SET EXERCISE -> Give back the records below exactly, every one, with no pictures.

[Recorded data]
"""

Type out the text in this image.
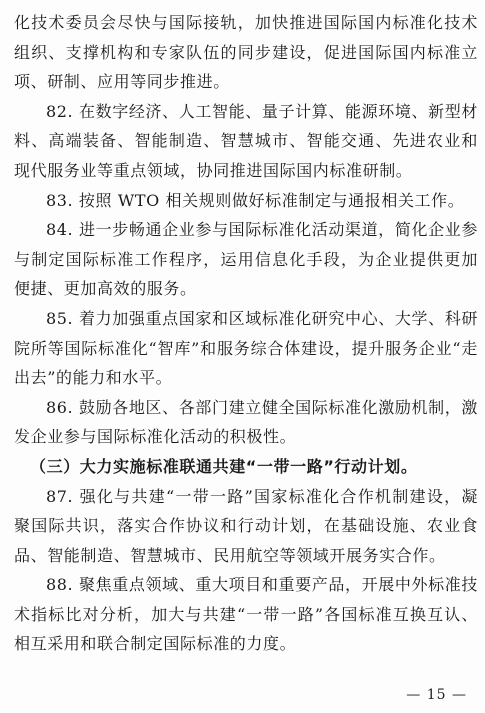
化技术委员会尽快与国际接轨，加快推进国际国内标准化技术组织、支撑机构和专家队伍的同步建设，促进国际国内标准立项、研制、应用等同步推进。

82. 在数字经济、人工智能、量子计算、能源环境、新型材料、高端装备、智能制造、智慧城市、智能交通、先进农业和现代服务业等重点领域，协同推进国际国内标准研制。

83. 按照 WTO 相关规则做好标准制定与通报相关工作。

84. 进一步畅通企业参与国际标准化活动渠道，简化企业参与制定国际标准工作程序，运用信息化手段，为企业提供更加便捷、更加高效的服务。

85. 着力加强重点国家和区域标准化研究中心、大学、科研院所等国际标准化“智库”和服务综合体建设，提升服务企业“走出去”的能力和水平。

86. 鼓励各地区、各部门建立健全国际标准化激励机制，激发企业参与国际标准化活动的积极性。

（三）大力实施标准联通共建“一带一路”行动计划。

87. 强化与共建“一带一路”国家标准化合作机制建设，凝聚国际共识，落实合作协议和行动计划，在基础设施、农业食品、智能制造、智慧城市、民用航空等领域开展务实合作。

88. 聚焦重点领域、重大项目和重要产品，开展中外标准技术指标比对分析，加大与共建“一带一路”各国标准互换互认、相互采用和联合制定国际标准的力度。

— 15 —
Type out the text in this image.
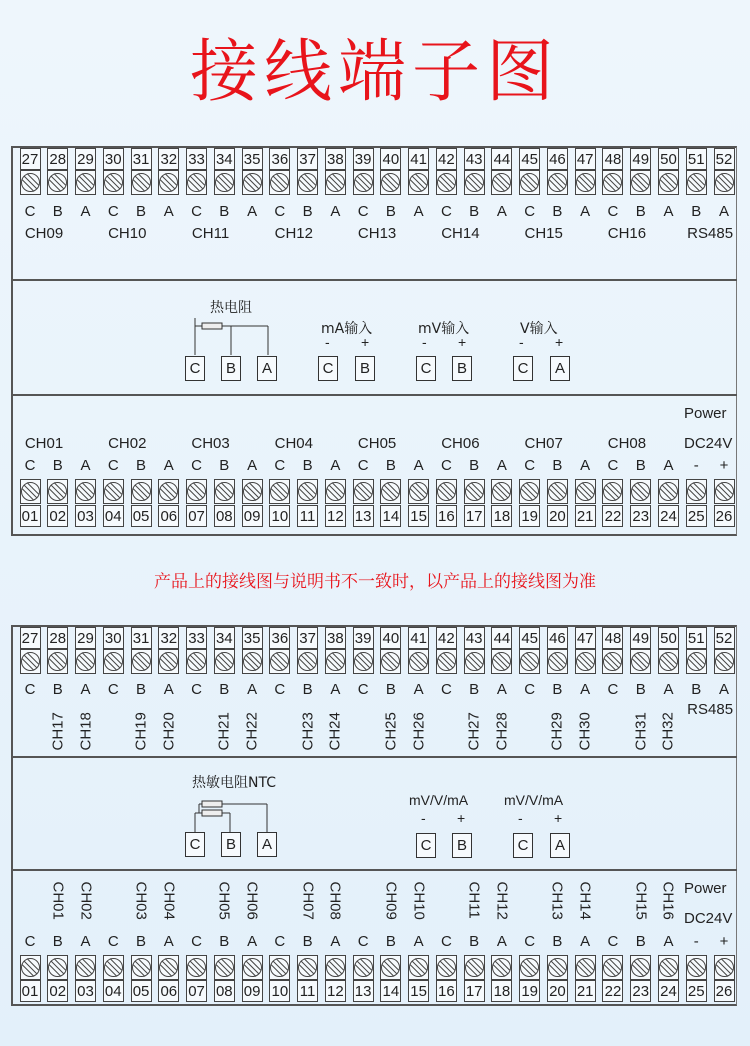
接线端子图
产品上的接线图与说明书不一致时，以产品上的接线图为准
热电阻
C	B	A
mA输入
- +
C	B
mV输入
- +
C	B
V输入
- +
C	A
Power
DC24V
热敏电阻NTC
C	B	A
mV/V/mA
- +
C	B
mV/V/mA
- +
C	A
Power
DC24V
27 28 29 30 31 32 33 34 35 36 37 38 39 40 41 42 43 44 45 46 47 48 49 50 51 52
C	B	A	C	B	A	C	B	A	C	B	A	C	B	A	C	B	A	C	B	A	C	B	A	B	A
CH09	CH10	CH11	CH12	CH13	CH14	CH15	CH16	RS485
CH01	CH02	CH03	CH04	CH05	CH06	CH07	CH08
C	B	A	C	B	A	C	B	A	C	B	A	C	B	A	C	B	A	C	B	A	C	B	A	-	+
01 02 03 04 05 06 07 08 09 10 11 12 13 14 15 16 17 18 19 20 21 22 23 24 25 26
27 28 29 30 31 32 33 34 35 36 37 38 39 40 41 42 43 44 45 46 47 48 49 50 51 52
C	B	A	C	B	A	C	B	A	C	B	A	C	B	A	C	B	A	C	B	A	C	B	A	B	A
RS485
CH17 CH18	CH19 CH20	CH21 CH22	CH23 CH24	CH25 CH26	CH27 CH28	CH29 CH30	CH31 CH32
CH01 CH02	CH03 CH04	CH05 CH06	CH07 CH08	CH09 CH10	CH11 CH12	CH13 CH14	CH15 CH16
C	B	A	C	B	A	C	B	A	C	B	A	C	B	A	C	B	A	C	B	A	C	B	A	-	+
01 02 03 04 05 06 07 08 09 10 11 12 13 14 15 16 17 18 19 20 21 22 23 24 25 26
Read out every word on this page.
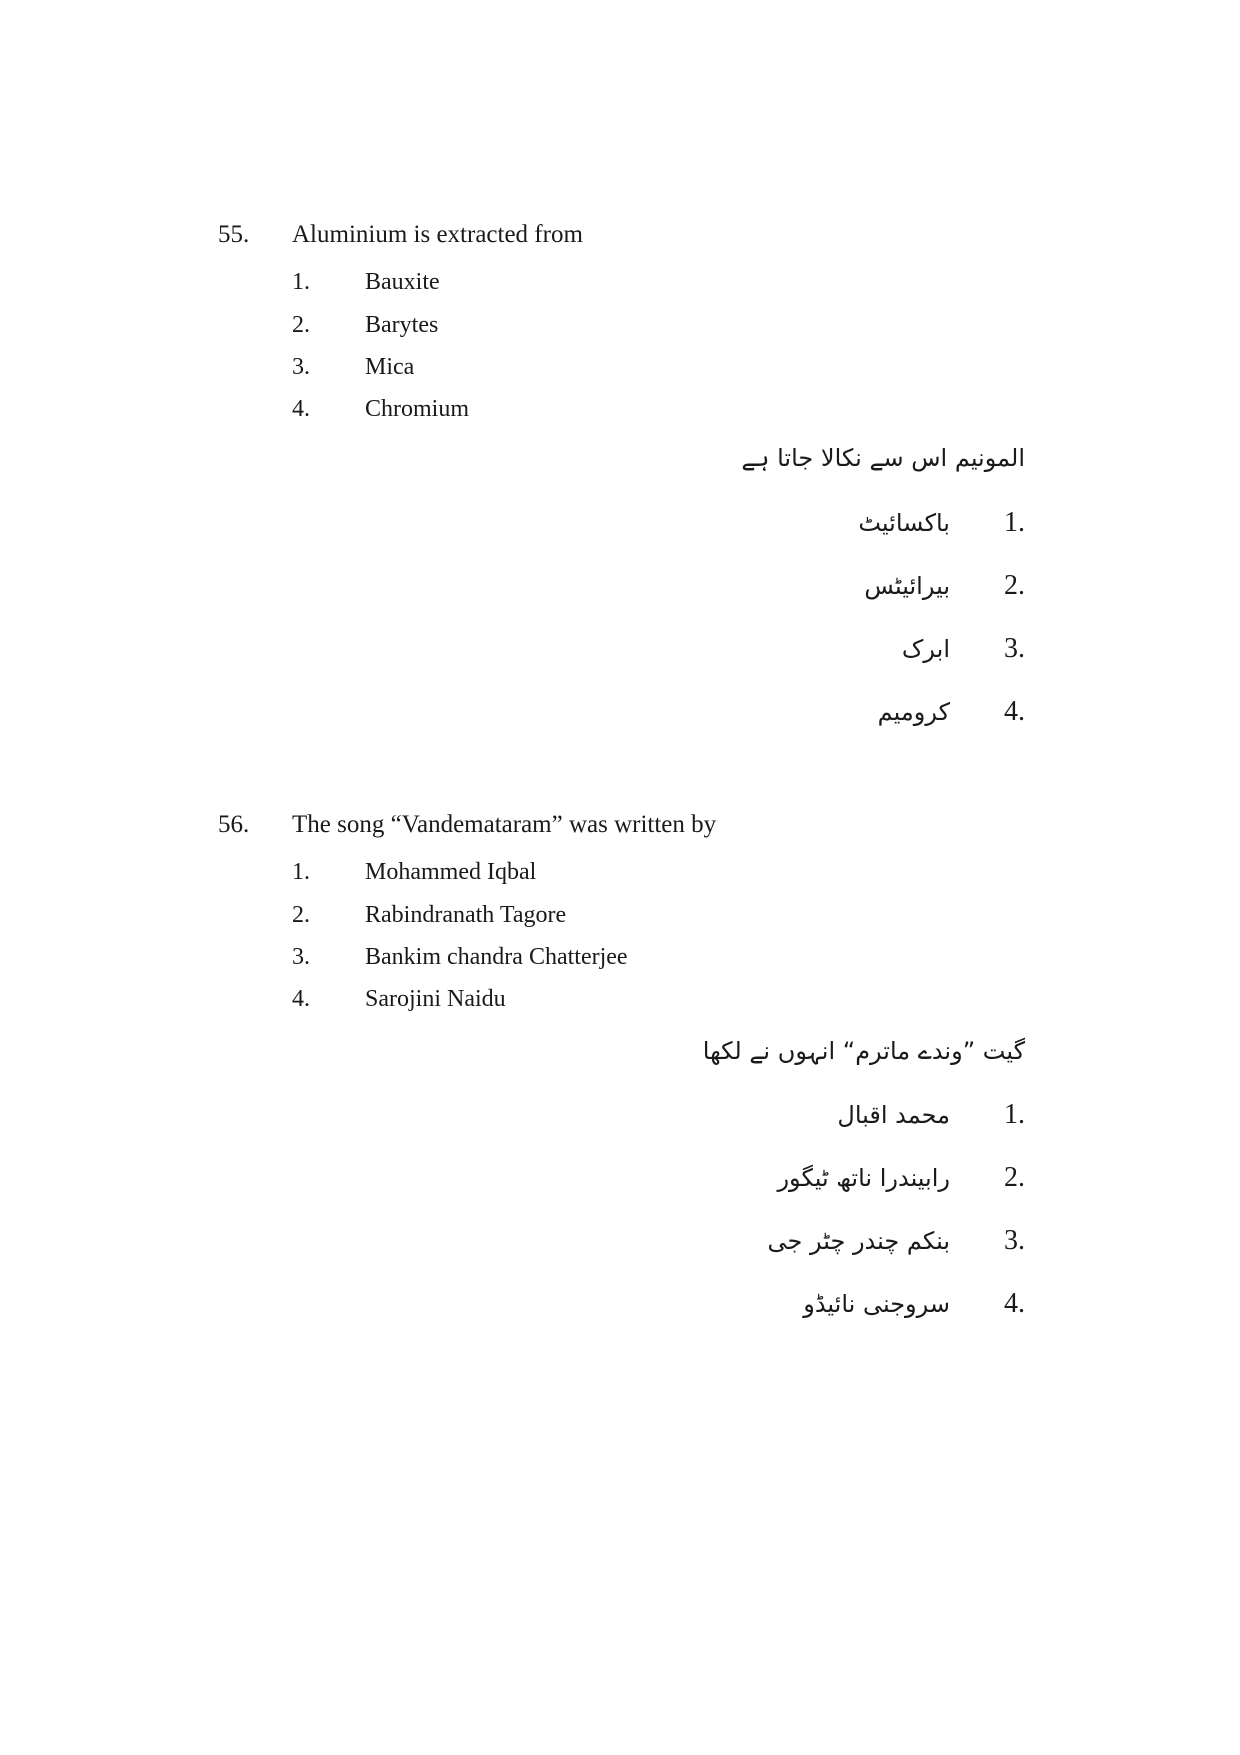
55. Aluminium is extracted from
1. Bauxite
2. Barytes
3. Mica
4. Chromium
المونیم اس سے نکالا جاتا ہے
1.
باکسائیٹ
2.
بیرائیٹس
3.
ابرک
4.
کرومیم
56. The song “Vandemataram” was written by
1. Mohammed Iqbal
2. Rabindranath Tagore
3. Bankim chandra Chatterjee
4. Sarojini Naidu
گیت ”وندے ماترم“ انہوں نے لکھا
1.
محمد اقبال
2.
رابیندرا ناتھ ٹیگور
3.
بنکم چندر چٹر جی
4.
سروجنی نائیڈو
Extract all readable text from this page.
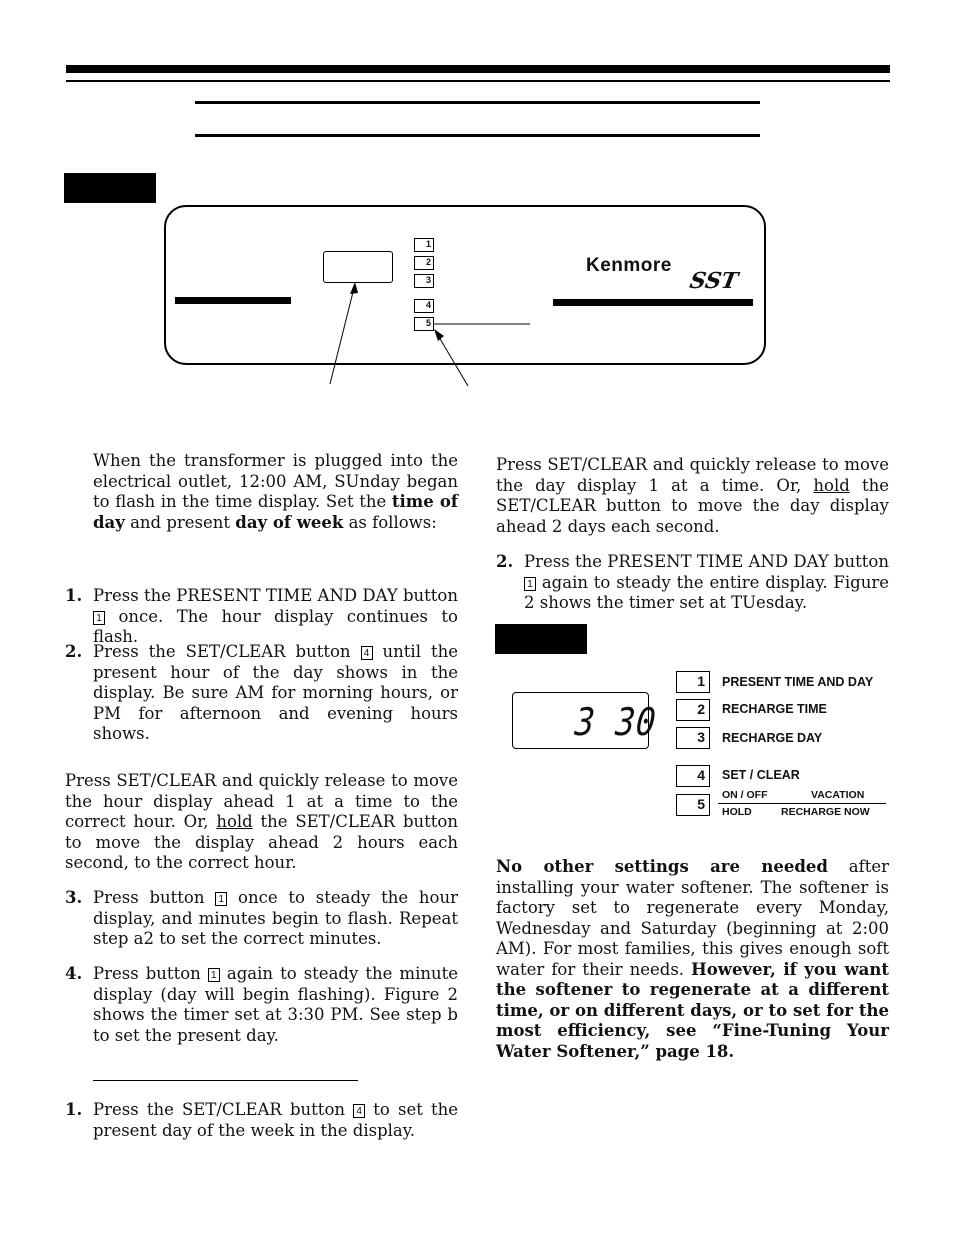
1
2
3
4
5
Kenmore
SST
When the transformer is plugged into the electrical outlet, 12:00 AM, SUnday began to flash in the time display. Set the time of day and present day of week as follows:
1. Press the PRESENT TIME AND DAY button 1 once. The hour display continues to flash.
2. Press the SET/CLEAR button 4 until the present hour of the day shows in the display. Be sure AM for morning hours, or PM for afternoon and evening hours shows.
Press SET/CLEAR and quickly release to move the hour display ahead 1 at a time to the correct hour. Or, hold the SET/CLEAR button to move the display ahead 2 hours each second, to the correct hour.
3. Press button 1 once to steady the hour display, and minutes begin to flash. Repeat step a2 to set the correct minutes.
4. Press button 1 again to steady the minute display (day will begin flashing). Figure 2 shows the timer set at 3:30 PM. See step b to set the present day.
1. Press the SET/CLEAR button 4 to set the present day of the week in the display.
Press SET/CLEAR and quickly release to move the day display 1 at a time. Or, hold the SET/CLEAR button to move the day display ahead 2 days each second.
2. Press the PRESENT TIME AND DAY button 1 again to steady the entire display. Figure 2 shows the timer set at TUesday.
3 30
1	PRESENT TIME AND DAY
2	RECHARGE TIME
3	RECHARGE DAY
4	SET / CLEAR
ON / OFF	VACATION
5	HOLD	RECHARGE NOW
No other settings are needed after installing your water softener. The softener is factory set to regenerate every Monday, Wednesday and Saturday (beginning at 2:00 AM). For most families, this gives enough soft water for their needs. However, if you want the softener to regenerate at a different time, or on different days, or to set for the most efficiency, see “Fine-Tuning Your Water Softener,” page 18.
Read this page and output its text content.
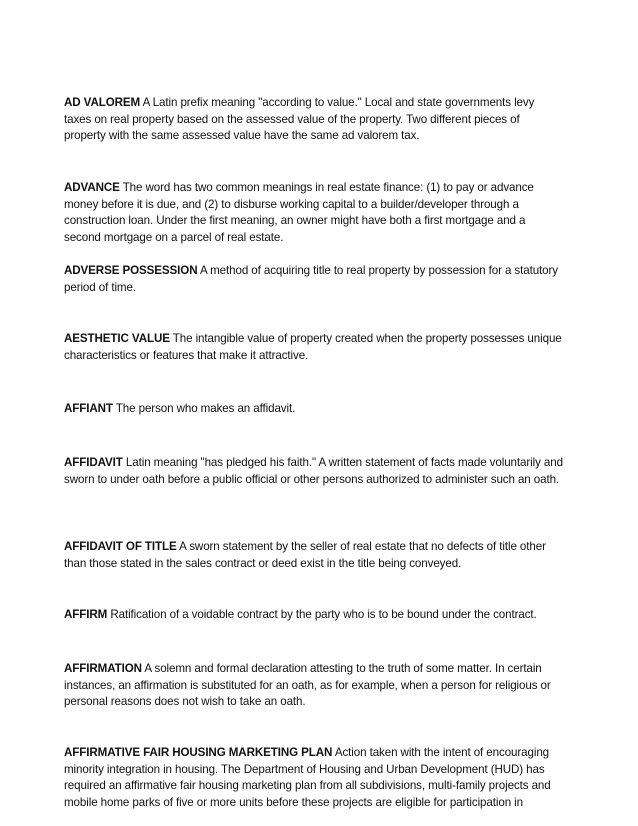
AD VALOREM A Latin prefix meaning "according to value." Local and state governments levy taxes on real property based on the assessed value of the property. Two different pieces of property with the same assessed value have the same ad valorem tax.

ADVANCE The word has two common meanings in real estate finance: (1) to pay or advance money before it is due, and (2) to disburse working capital to a builder/developer through a construction loan. Under the first meaning, an owner might have both a first mortgage and a second mortgage on a parcel of real estate.

ADVERSE POSSESSION A method of acquiring title to real property by possession for a statutory period of time.

AESTHETIC VALUE The intangible value of property created when the property possesses unique characteristics or features that make it attractive.

AFFIANT The person who makes an affidavit.

AFFIDAVIT Latin meaning "has pledged his faith." A written statement of facts made voluntarily and sworn to under oath before a public official or other persons authorized to administer such an oath.

AFFIDAVIT OF TITLE A sworn statement by the seller of real estate that no defects of title other than those stated in the sales contract or deed exist in the title being conveyed.

AFFIRM Ratification of a voidable contract by the party who is to be bound under the contract.

AFFIRMATION A solemn and formal declaration attesting to the truth of some matter. In certain instances, an affirmation is substituted for an oath, as for example, when a person for religious or personal reasons does not wish to take an oath.

AFFIRMATIVE FAIR HOUSING MARKETING PLAN Action taken with the intent of encouraging minority integration in housing. The Department of Housing and Urban Development (HUD) has required an affirmative fair housing marketing plan from all subdivisions, multi-family projects and mobile home parks of five or more units before these projects are eligible for participation in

"""

SOLUTION BELOW ->
Type out the text in this image.
化技术委员会尽快与国际接轨，加快推进国际国内标准化技术组织、支撑机构和专家队伍的同步建设，促进国际国内标准立项、研制、应用等同步推进。

82. 在数字经济、人工智能、量子计算、能源环境、新型材料、高端装备、智能制造、智慧城市、智能交通、先进农业和现代服务业等重点领域，协同推进国际国内标准研制。

83. 按照 WTO 相关规则做好标准制定与通报相关工作。

84. 进一步畅通企业参与国际标准化活动渠道，简化企业参与制定国际标准工作程序，运用信息化手段，为企业提供更加便捷、更加高效的服务。

85. 着力加强重点国家和区域标准化研究中心、大学、科研院所等国际标准化“智库”和服务综合体建设，提升服务企业“走出去”的能力和水平。

86. 鼓励各地区、各部门建立健全国际标准化激励机制，激发企业参与国际标准化活动的积极性。

（三）大力实施标准联通共建“一带一路”行动计划。

87. 强化与共建“一带一路”国家标准化合作机制建设，凝聚国际共识，落实合作协议和行动计划，在基础设施、农业食品、智能制造、智慧城市、民用航空等领域开展务实合作。

88. 聚焦重点领域、重大项目和重要产品，开展中外标准技术指标比对分析，加大与共建“一带一路”各国标准互换互认、相互采用和联合制定国际标准的力度。

— 15 —
Type out the text in this image.
接线端子图
产品上的接线图与说明书不一致时，以产品上的接线图为准
热电阻
C	B	A
mA输入
- +
C	B
mV输入
- +
C	B
V输入
- +
C	A
Power
DC24V
热敏电阻NTC
C	B	A
mV/V/mA
- +
C	B
mV/V/mA
- +
C	A
Power
DC24V
27 28 29 30 31 32 33 34 35 36 37 38 39 40 41 42 43 44 45 46 47 48 49 50 51 52
C	B	A	C	B	A	C	B	A	C	B	A	C	B	A	C	B	A	C	B	A	C	B	A	B	A
CH09	CH10	CH11	CH12	CH13	CH14	CH15	CH16	RS485
CH01	CH02	CH03	CH04	CH05	CH06	CH07	CH08
C	B	A	C	B	A	C	B	A	C	B	A	C	B	A	C	B	A	C	B	A	C	B	A	-	+
01 02 03 04 05 06 07 08 09 10 11 12 13 14 15 16 17 18 19 20 21 22 23 24 25 26
27 28 29 30 31 32 33 34 35 36 37 38 39 40 41 42 43 44 45 46 47 48 49 50 51 52
C	B	A	C	B	A	C	B	A	C	B	A	C	B	A	C	B	A	C	B	A	C	B	A	B	A
RS485
CH17 CH18	CH19 CH20	CH21 CH22	CH23 CH24	CH25 CH26	CH27 CH28	CH29 CH30	CH31 CH32
CH01 CH02	CH03 CH04	CH05 CH06	CH07 CH08	CH09 CH10	CH11 CH12	CH13 CH14	CH15 CH16
C	B	A	C	B	A	C	B	A	C	B	A	C	B	A	C	B	A	C	B	A	C	B	A	-	+
01 02 03 04 05 06 07 08 09 10 11 12 13 14 15 16 17 18 19 20 21 22 23 24 25 26
Read out every word on this page.
55. Aluminium is extracted from
1. Bauxite
2. Barytes
3. Mica
4. Chromium
المونیم اس سے نکالا جاتا ہے
1.
باکسائیٹ
2.
بیرائیٹس
3.
ابرک
4.
کرومیم
56. The song “Vandemataram” was written by
1. Mohammed Iqbal
2. Rabindranath Tagore
3. Bankim chandra Chatterjee
4. Sarojini Naidu
گیت ”وندے ماترم“ انہوں نے لکھا
1.
محمد اقبال
2.
رابیندرا ناتھ ٹیگور
3.
بنکم چندر چٹر جی
4.
سروجنی نائیڈو
Extract all readable text from this page.
1
2
3
4
5
Kenmore
SST
When the transformer is plugged into the electrical outlet, 12:00 AM, SUnday began to flash in the time display. Set the time of day and present day of week as follows:
1. Press the PRESENT TIME AND DAY button 1 once. The hour display continues to flash.
2. Press the SET/CLEAR button 4 until the present hour of the day shows in the display. Be sure AM for morning hours, or PM for afternoon and evening hours shows.
Press SET/CLEAR and quickly release to move the hour display ahead 1 at a time to the correct hour. Or, hold the SET/CLEAR button to move the display ahead 2 hours each second, to the correct hour.
3. Press button 1 once to steady the hour display, and minutes begin to flash. Repeat step a2 to set the correct minutes.
4. Press button 1 again to steady the minute display (day will begin flashing). Figure 2 shows the timer set at 3:30 PM. See step b to set the present day.
1. Press the SET/CLEAR button 4 to set the present day of the week in the display.
Press SET/CLEAR and quickly release to move the day display 1 at a time. Or, hold the SET/CLEAR button to move the day display ahead 2 days each second.
2. Press the PRESENT TIME AND DAY button 1 again to steady the entire display. Figure 2 shows the timer set at TUesday.
3 30
1	PRESENT TIME AND DAY
2	RECHARGE TIME
3	RECHARGE DAY
4	SET / CLEAR
ON / OFF	VACATION
5	HOLD	RECHARGE NOW
No other settings are needed after installing your water softener. The softener is factory set to regenerate every Monday, Wednesday and Saturday (beginning at 2:00 AM). For most families, this gives enough soft water for their needs. However, if you want the softener to regenerate at a different time, or on different days, or to set for the most efficiency, see “Fine-Tuning Your Water Softener,” page 18.
Read this page and output its text content.
AD VALOREM A Latin prefix meaning "according to value." Local and state governments levy taxes on real property based on the assessed value of the property. Two different pieces of property with the same assessed value have the same ad valorem tax.

ADVANCE The word has two common meanings in real estate finance: (1) to pay or advance money before it is due, and (2) to disburse working capital to a builder/developer through a construction loan. Under the first meaning, an owner might have both a first mortgage and a second mortgage on a parcel of real estate.

ADVERSE POSSESSION A method of acquiring title to real property by possession for a statutory period of time.

AESTHETIC VALUE The intangible value of property created when the property possesses unique characteristics or features that make it attractive.

AFFIANT The person who makes an affidavit.

AFFIDAVIT Latin meaning "has pledged his faith." A written statement of facts made voluntarily and sworn to under oath before a public official or other persons authorized to administer such an oath.

AFFIDAVIT OF TITLE A sworn statement by the seller of real estate that no defects of title other than those stated in the sales contract or deed exist in the title being conveyed.

AFFIRM Ratification of a voidable contract by the party who is to be bound under the contract.

AFFIRMATION A solemn and formal declaration attesting to the truth of some matter. In certain instances, an affirmation is substituted for an oath, as for example, when a person for religious or personal reasons does not wish to take an oath.

AFFIRMATIVE FAIR HOUSING MARKETING PLAN Action taken with the intent of encouraging minority integration in housing. The Department of Housing and Urban Development (HUD) has required an affirmative fair housing marketing plan from all subdivisions, multi-family projects and mobile home parks of five or more units before these projects are eligible for participation in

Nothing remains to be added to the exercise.